Entries follow. Set all of them down as they stand.

**MATERIAL FOR THIS TASK**
########################################
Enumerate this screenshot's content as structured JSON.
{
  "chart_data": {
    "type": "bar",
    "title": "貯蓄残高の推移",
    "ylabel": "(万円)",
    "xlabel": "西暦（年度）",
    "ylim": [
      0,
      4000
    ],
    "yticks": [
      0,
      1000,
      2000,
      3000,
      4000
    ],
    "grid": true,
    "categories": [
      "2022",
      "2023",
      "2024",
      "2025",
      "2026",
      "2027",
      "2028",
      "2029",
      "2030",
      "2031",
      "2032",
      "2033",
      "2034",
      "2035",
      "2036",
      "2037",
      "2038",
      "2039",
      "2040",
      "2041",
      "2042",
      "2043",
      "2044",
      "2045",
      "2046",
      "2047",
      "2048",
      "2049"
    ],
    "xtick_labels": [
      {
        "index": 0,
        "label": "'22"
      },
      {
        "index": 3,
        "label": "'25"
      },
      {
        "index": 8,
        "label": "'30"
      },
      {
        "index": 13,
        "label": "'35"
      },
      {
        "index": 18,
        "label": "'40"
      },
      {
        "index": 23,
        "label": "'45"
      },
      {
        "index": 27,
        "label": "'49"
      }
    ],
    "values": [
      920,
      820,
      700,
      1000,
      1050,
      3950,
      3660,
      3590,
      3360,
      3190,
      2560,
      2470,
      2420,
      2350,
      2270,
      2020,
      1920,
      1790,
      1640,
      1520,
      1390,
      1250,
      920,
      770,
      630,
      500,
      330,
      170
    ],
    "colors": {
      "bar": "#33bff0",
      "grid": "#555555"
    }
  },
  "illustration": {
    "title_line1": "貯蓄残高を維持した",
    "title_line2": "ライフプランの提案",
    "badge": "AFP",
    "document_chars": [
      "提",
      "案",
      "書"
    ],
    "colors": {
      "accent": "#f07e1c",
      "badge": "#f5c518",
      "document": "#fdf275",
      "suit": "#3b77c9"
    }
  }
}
########################################
**RESULT OF THE TASK**
Enumerate this screenshot's content as structured JSON.
{
  "chart_data": {
    "type": "bar",
    "title": "貯蓄残高の推移",
    "ylabel": "(万円)",
    "xlabel": "西暦（年度）",
    "ylim": [
      0,
      4000
    ],
    "yticks": [
      0,
      1000,
      2000,
      3000,
      4000
    ],
    "grid": true,
    "categories": [
      "2022",
      "2023",
      "2024",
      "2025",
      "2026",
      "2027",
      "2028",
      "2029",
      "2030",
      "2031",
      "2032",
      "2033",
      "2034",
      "2035",
      "2036",
      "2037",
      "2038",
      "2039",
      "2040",
      "2041",
      "2042",
      "2043",
      "2044",
      "2045",
      "2046",
      "2047",
      "2048",
      "2049"
    ],
    "xtick_labels": [
      {
        "index": 0,
        "label": "'22"
      },
      {
        "index": 3,
        "label": "'25"
      },
      {
        "index": 8,
        "label": "'30"
      },
      {
        "index": 13,
        "label": "'35"
      },
      {
        "index": 18,
        "label": "'40"
      },
      {
        "index": 23,
        "label": "'45"
      },
      {
        "index": 27,
        "label": "'49"
      }
    ],
    "values": [
      920,
      820,
      700,
      1000,
      1050,
      3950,
      3660,
      3590,
      3360,
      3190,
      2560,
      2470,
      2420,
      2350,
      2270,
      2020,
      1920,
      1790,
      1640,
      1520,
      1390,
      1250,
      920,
      770,
      630,
      500,
      330,
      170
    ],
    "colors": {
      "bar": "#33bff0",
      "grid": "#555555"
    }
  },
  "illustration": {
    "title_line1": "貯蓄残高を維持した",
    "title_line2": "ライフプランの提案",
    "badge": "AFP",
    "document_chars": [
      "提",
      "案",
      "書"
    ],
    "colors": {
      "accent": "#f07e1c",
      "badge": "#f5c518",
      "document": "#fdf275",
      "suit": "#3b77c9"
    }
  }
}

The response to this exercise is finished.